_Exercise brief:_ Present every line of the listing below as a Markdown table with two columns, Row and Content, numbering the lines in order and omitting any blank lines. Leave the pictures out of the table.

(Collected data)
+ + + +
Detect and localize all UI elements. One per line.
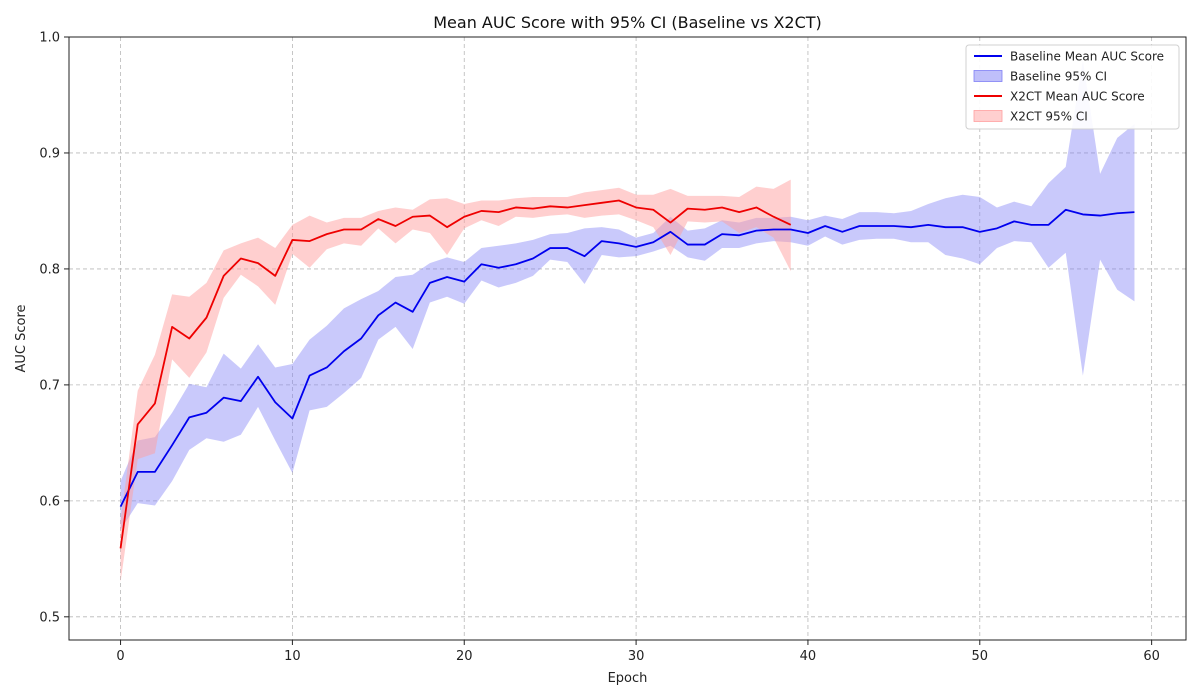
mean-line-baseline xyxy=(119,208,1135,508)
y-axis-label: AUC Score xyxy=(14,304,29,372)
y-tick-label: 0.6 xyxy=(39,494,60,509)
legend-patch-swatch xyxy=(973,110,1003,122)
ci-band-x2ct xyxy=(120,179,791,583)
x-tick-label: 30 xyxy=(628,649,645,664)
grid-layer xyxy=(69,36,1186,640)
legend-box xyxy=(965,44,1180,130)
y-tick-label: 0.9 xyxy=(39,146,60,161)
legend-label: Baseline Mean AUC Score xyxy=(1010,50,1164,64)
mean-line-layer xyxy=(119,199,1135,549)
y-tick-label: 0.5 xyxy=(39,610,60,625)
legend: Baseline Mean AUC Score Baseline 95% CI X2… xyxy=(965,44,1180,130)
x-tick-label: 20 xyxy=(456,649,473,664)
x-tick-label: 60 xyxy=(1143,649,1160,664)
legend-label: X2CT 95% CI xyxy=(1010,110,1088,124)
legend-patch-swatch xyxy=(973,70,1003,82)
mean-line-x2ct xyxy=(119,199,792,549)
y-tick-label: 0.7 xyxy=(39,378,60,393)
x-tick-label: 10 xyxy=(284,649,301,664)
plot-frame xyxy=(68,36,1187,641)
chart-title: Mean AUC Score with 95% CI (Baseline vs … xyxy=(433,13,822,32)
ci-band-layer xyxy=(120,60,1135,583)
tick-layer: 0 10 20 30 40 50 60 0.5 0.6 0.7 0.8 0.9 1.0 xyxy=(39,31,1160,665)
y-tick-label: 0.8 xyxy=(39,262,60,277)
x-tick-label: 0 xyxy=(116,649,124,664)
legend-label: X2CT Mean AUC Score xyxy=(1010,90,1145,104)
x-tick-label: 40 xyxy=(800,649,817,664)
x-tick-label: 50 xyxy=(972,649,989,664)
legend-label: Baseline 95% CI xyxy=(1010,70,1107,84)
x-axis-label: Epoch xyxy=(608,671,648,686)
y-tick-label: 1.0 xyxy=(39,31,60,46)
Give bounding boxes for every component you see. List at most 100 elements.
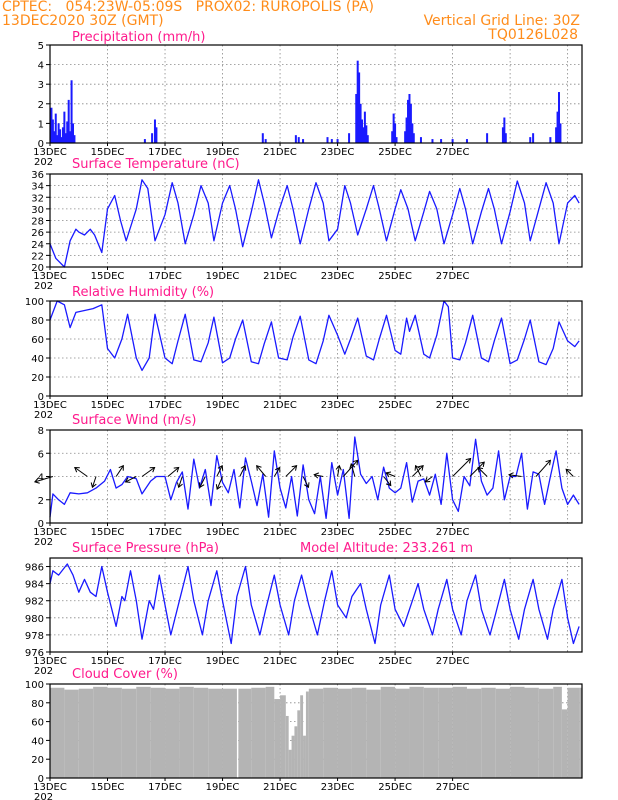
cloud-bar	[179, 686, 194, 778]
x-tick-label: 21DEC	[263, 147, 297, 158]
wind-vector-head	[477, 466, 484, 473]
wind-vector-head	[173, 466, 180, 473]
x-tick-label: 25DEC	[378, 400, 412, 411]
precip-bar	[503, 117, 506, 143]
cloud-bar	[222, 688, 237, 778]
y-tick-label: 20	[31, 373, 44, 384]
x-tick-label: 15DEC	[91, 271, 125, 282]
precip-bar	[326, 137, 329, 143]
cloud-bar	[323, 687, 338, 778]
cloud-bar	[285, 715, 289, 778]
precip-bar	[529, 137, 532, 143]
precip-bar	[63, 111, 66, 143]
precip-bar	[143, 139, 146, 143]
cloud-bar	[107, 687, 122, 778]
y-tick-label: 28	[31, 217, 44, 228]
precip-bar	[362, 127, 365, 143]
cloud-bar	[579, 687, 582, 778]
y-tick-label: 0	[38, 519, 44, 530]
precip-bar	[67, 99, 70, 143]
panel-frame	[49, 429, 583, 524]
wind-vector	[452, 458, 471, 477]
x-tick-label: 23DEC	[321, 527, 355, 538]
precip-bar	[264, 139, 267, 143]
header-model: TQ0126L028	[488, 27, 578, 43]
wind-vector	[115, 465, 124, 477]
cloud-bar	[50, 687, 65, 778]
precip-bar	[358, 72, 361, 143]
precip-bar	[57, 123, 60, 143]
panel-title: Surface Wind (m/s)	[72, 413, 196, 428]
y-tick-label: 0	[38, 774, 44, 785]
x-tick-label: 27DEC	[436, 782, 470, 793]
precip-bar	[302, 139, 305, 143]
x-tick-label: 15DEC	[91, 782, 125, 793]
precip-bar	[61, 127, 64, 143]
x-tick-label: 19DEC	[206, 656, 240, 667]
x-tick-label: 27DEC	[436, 147, 470, 158]
x-tick-label: 17DEC	[148, 271, 182, 282]
x-tick-label: 17DEC	[148, 656, 182, 667]
cloud-bar	[466, 688, 482, 778]
cloud-bar	[121, 688, 137, 778]
wind-vector	[565, 468, 574, 477]
x-tick-label: 27DEC	[436, 527, 470, 538]
y-tick-label: 80	[31, 699, 44, 710]
precip-bar	[486, 133, 489, 143]
y-tick-label: 978	[25, 631, 44, 642]
panel-title: Cloud Cover (%)	[72, 667, 178, 682]
wind-vector-head	[198, 482, 205, 489]
wind-vector-head	[418, 465, 424, 471]
wind-vector-head	[414, 464, 421, 471]
y-tick-label: 34	[31, 182, 44, 193]
y-tick-label: 100	[25, 680, 44, 691]
x-tick-label: 13DEC	[33, 527, 67, 538]
wind-vector-head	[385, 480, 392, 487]
wind-vector-head	[90, 482, 97, 489]
cloud-bar	[165, 688, 180, 778]
precip-bar	[356, 60, 359, 143]
precip-bar	[361, 119, 364, 143]
cloud-bar	[495, 688, 511, 778]
x-tick-label: 17DEC	[148, 400, 182, 411]
header-grid-line: Vertical Grid Line: 30Z	[423, 13, 580, 29]
x-tick-label: 25DEC	[378, 656, 412, 667]
precip-bar	[330, 139, 333, 143]
y-tick-label: 40	[31, 736, 44, 747]
y-tick-label: 8	[38, 426, 44, 437]
y-tick-label: 20	[31, 755, 44, 766]
x-year-label: 202	[34, 666, 53, 677]
x-tick-label: 13DEC	[33, 147, 67, 158]
panel-frame	[49, 300, 583, 397]
y-tick-label: 20	[31, 263, 44, 274]
y-tick-label: 30	[31, 205, 44, 216]
precip-bar	[51, 119, 54, 143]
y-tick-label: 2	[38, 100, 44, 111]
header-run-date: 13DEC2020 30Z (GMT)	[2, 13, 164, 29]
precip-bar	[50, 107, 53, 143]
wind-vector	[385, 472, 396, 477]
y-tick-label: 26	[31, 228, 44, 239]
x-tick-label: 23DEC	[321, 400, 355, 411]
series-line	[49, 563, 580, 645]
y-tick-label: 32	[31, 193, 44, 204]
wind-vector-head	[349, 463, 356, 469]
header-location: CPTEC: 054:23W-05:09S PROX02: RUROPOLIS …	[2, 0, 374, 15]
cloud-bar	[452, 686, 467, 778]
wind-vector-head	[74, 466, 80, 473]
series-line	[49, 179, 580, 268]
cloud-bar	[294, 726, 298, 778]
precip-bar	[261, 133, 264, 143]
x-tick-label: 15DEC	[91, 400, 125, 411]
cloud-bar	[438, 687, 453, 778]
precip-bar	[56, 135, 59, 143]
precip-bar	[451, 139, 454, 143]
wind-vector	[74, 467, 88, 477]
wind-vector	[415, 465, 422, 477]
cloud-bar	[78, 688, 94, 778]
y-tick-label: 22	[31, 251, 44, 262]
panel-frame	[49, 173, 583, 268]
x-tick-label: 13DEC	[33, 400, 67, 411]
y-tick-label: 2	[38, 496, 44, 507]
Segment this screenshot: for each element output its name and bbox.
+ + + +
_Exercise answer:_
| Row | Content |
|---|---|
| 1 | Detect and localize all UI elements. One per line. |
| 2 | mean-line-baseline xyxy=(119,208,1135,508) |
| 3 | y-axis-label: AUC Score xyxy=(14,304,29,372) |
| 4 | y-tick-label: 0.6 xyxy=(39,494,60,509) |
| 5 | legend-patch-swatch xyxy=(973,110,1003,122) |
| 6 | ci-band-x2ct xyxy=(120,179,791,583) |
| 7 | x-tick-label: 30 xyxy=(628,649,645,664) |
| 8 | grid-layer xyxy=(69,36,1186,640) |
| 9 | legend-box xyxy=(965,44,1180,130) |
| 10 | y-tick-label: 0.9 xyxy=(39,146,60,161) |
| 11 | legend-label: Baseline Mean AUC Score xyxy=(1010,50,1164,64) |
| 12 | mean-line-layer xyxy=(119,199,1135,549) |
| 13 | y-tick-label: 0.5 xyxy=(39,610,60,625) |
| 14 | legend: Baseline Mean AUC Score Baseline 95% CI X2… xyxy=(965,44,1180,130) |
| 15 | x-tick-label: 20 xyxy=(456,649,473,664) |
| 16 | x-tick-label: 60 xyxy=(1143,649,1160,664) |
| 17 | legend-label: X2CT 95% CI xyxy=(1010,110,1088,124) |
| 18 | legend-patch-swatch xyxy=(973,70,1003,82) |
| 19 | mean-line-x2ct xyxy=(119,199,792,549) |
| 20 | y-tick-label: 0.7 xyxy=(39,378,60,393) |
| 21 | x-tick-label: 10 xyxy=(284,649,301,664) |
| 22 | plot-frame xyxy=(68,36,1187,641) |
| 23 | chart-title: Mean AUC Score with 95% CI (Baseline vs … xyxy=(433,13,822,32) |
| 24 | ci-band-layer xyxy=(120,60,1135,583) |
| 25 | tick-layer: 0 10 20 30 40 50 60 0.5 0.6 0.7 0.8 0.9 1.0 xyxy=(39,31,1160,665) |
| 26 | y-tick-label: 0.8 xyxy=(39,262,60,277) |
| 27 | x-tick-label: 0 xyxy=(116,649,124,664) |
| 28 | legend-label: X2CT Mean AUC Score xyxy=(1010,90,1145,104) |
| 29 | x-tick-label: 40 xyxy=(800,649,817,664) |
| 30 | x-tick-label: 50 xyxy=(972,649,989,664) |
| 31 | legend-label: Baseline 95% CI xyxy=(1010,70,1107,84) |
| 32 | x-axis-label: Epoch xyxy=(608,671,648,686) |
| 33 | y-tick-label: 1.0 xyxy=(39,31,60,46) |
| 34 | Give bounding boxes for every component you see. List at most 100 elements. |
| 35 | cloud-bar	[179, 686, 194, 778] |
| 36 | x-tick-label: 21DEC	[263, 147, 297, 158] |
| 37 | wind-vector-head	[477, 466, 484, 473] |
| 38 | wind-vector-head	[173, 466, 180, 473] |
| 39 | x-tick-label: 25DEC	[378, 400, 412, 411] |
| 40 | precip-bar	[503, 117, 506, 143] |
| 41 | cloud-bar	[222, 688, 237, 778] |
| 42 | y-tick-label: 20	[31, 373, 44, 384] |
| 43 | x-tick-label: 15DEC	[91, 271, 125, 282] |
| 44 | precip-bar	[326, 137, 329, 143] |
| 45 | cloud-bar	[323, 687, 338, 778] |
| 46 | cloud-bar	[285, 715, 289, 778] |
| 47 | precip-bar	[529, 137, 532, 143] |
| 48 | precip-bar	[63, 111, 66, 143] |
| 49 | precip-bar	[143, 139, 146, 143] |
| 50 | cloud-bar	[107, 687, 122, 778] |
| 51 | y-tick-label: 28	[31, 217, 44, 228] |
| 52 | precip-bar	[362, 127, 365, 143] |
| 53 | cloud-bar	[579, 687, 582, 778] |
| 54 | y-tick-label: 0	[38, 519, 44, 530] |
| 55 | precip-bar	[67, 99, 70, 143] |
| 56 | panel-frame	[49, 429, 583, 524] |
| 57 | wind-vector	[452, 458, 471, 477] |
| 58 | x-tick-label: 23DEC	[321, 527, 355, 538] |
| 59 | precip-bar	[264, 139, 267, 143] |
| 60 | header-model: TQ0126L028	[488, 27, 578, 43] |
| 61 | wind-vector	[115, 465, 124, 477] |
| 62 | cloud-bar	[50, 687, 65, 778] |
| 63 | precip-bar	[358, 72, 361, 143] |
| 64 | precip-bar	[57, 123, 60, 143] |
| 65 | panel-title: Surface Wind (m/s)	[72, 413, 196, 428] |
| 66 | y-tick-label: 0	[38, 774, 44, 785] |
| 67 | x-tick-label: 27DEC	[436, 782, 470, 793] |
| 68 | precip-bar	[302, 139, 305, 143] |
| 69 | x-tick-label: 15DEC	[91, 782, 125, 793] |
| 70 | precip-bar	[61, 127, 64, 143] |
| 71 | x-tick-label: 19DEC	[206, 656, 240, 667] |
| 72 | x-tick-label: 27DEC	[436, 147, 470, 158] |
| 73 | x-tick-label: 17DEC	[148, 271, 182, 282] |
| 74 | x-tick-label: 17DEC	[148, 656, 182, 667] |
| 75 | cloud-bar	[466, 688, 482, 778] |
| 76 | cloud-bar	[121, 688, 137, 778] |
| 77 | wind-vector	[565, 468, 574, 477] |
| 78 | x-tick-label: 27DEC	[436, 527, 470, 538] |
| 79 | y-tick-label: 80	[31, 699, 44, 710] |
| 80 | precip-bar	[486, 133, 489, 143] |
| 81 | y-tick-label: 978	[25, 631, 44, 642] |
| 82 | panel-title: Cloud Cover (%)	[72, 667, 178, 682] |
| 83 | wind-vector-head	[198, 482, 205, 489] |
| 84 | wind-vector-head	[418, 465, 424, 471] |
| 85 | wind-vector-head	[414, 464, 421, 471] |
| 86 | y-tick-label: 34	[31, 182, 44, 193] |
| 87 | y-tick-label: 100	[25, 680, 44, 691] |
| 88 | x-tick-label: 13DEC	[33, 527, 67, 538] |
| 89 | wind-vector-head	[385, 480, 392, 487] |
| 90 | wind-vector-head	[90, 482, 97, 489] |
| 91 | cloud-bar	[165, 688, 180, 778] |
| 92 | precip-bar	[356, 60, 359, 143] |
| 93 | precip-bar	[361, 119, 364, 143] |
| 94 | cloud-bar	[495, 688, 511, 778] |
| 95 | x-tick-label: 17DEC	[148, 400, 182, 411] |
| 96 | header-grid-line: Vertical Grid Line: 30Z	[423, 13, 580, 29] |
| 97 | x-tick-label: 25DEC	[378, 656, 412, 667] |
| 98 | precip-bar	[330, 139, 333, 143] |
| 99 | y-tick-label: 40	[31, 736, 44, 747] |
| 100 | y-tick-label: 8	[38, 426, 44, 437] |
| 101 | y-tick-label: 20	[31, 755, 44, 766] |
| 102 | x-year-label: 202	[34, 666, 53, 677] |
| 103 | x-tick-label: 13DEC	[33, 147, 67, 158] |
| 104 | panel-frame	[49, 300, 583, 397] |
| 105 | y-tick-label: 20	[31, 263, 44, 274] |
| 106 | y-tick-label: 30	[31, 205, 44, 216] |
| 107 | precip-bar	[51, 119, 54, 143] |
| 108 | y-tick-label: 2	[38, 100, 44, 111] |
| 109 | header-run-date: 13DEC2020 30Z (GMT)	[2, 13, 164, 29] |
| 110 | precip-bar	[50, 107, 53, 143] |
| 111 | wind-vector	[385, 472, 396, 477] |
| 112 | y-tick-label: 26	[31, 228, 44, 239] |
| 113 | x-tick-label: 23DEC	[321, 400, 355, 411] |
| 114 | series-line	[49, 563, 580, 645] |
| 115 | y-tick-label: 32	[31, 193, 44, 204] |
| 116 | wind-vector-head	[349, 463, 356, 469] |
| 117 | header-location: CPTEC: 054:23W-05:09S PROX02: RUROPOLIS …	[2, 0, 374, 15] |
| 118 | cloud-bar	[452, 686, 467, 778] |
| 119 | wind-vector-head	[74, 466, 80, 473] |
| 120 | series-line	[49, 179, 580, 268] |
| 121 | cloud-bar	[294, 726, 298, 778] |
| 122 | precip-bar	[261, 133, 264, 143] |
| 123 | x-tick-label: 15DEC	[91, 400, 125, 411] |
| 124 | cloud-bar	[438, 687, 453, 778] |
| 125 | precip-bar	[56, 135, 59, 143] |
| 126 | precip-bar	[451, 139, 454, 143] |
| 127 | wind-vector	[74, 467, 88, 477] |
| 128 | wind-vector	[415, 465, 422, 477] |
| 129 | cloud-bar	[78, 688, 94, 778] |
| 130 | y-tick-label: 22	[31, 251, 44, 262] |
| 131 | panel-frame	[49, 173, 583, 268] |
| 132 | x-tick-label: 13DEC	[33, 400, 67, 411] |
| 133 | y-tick-label: 2	[38, 496, 44, 507] |
| 134 | Segment this screenshot: for each element output its name and bbox. |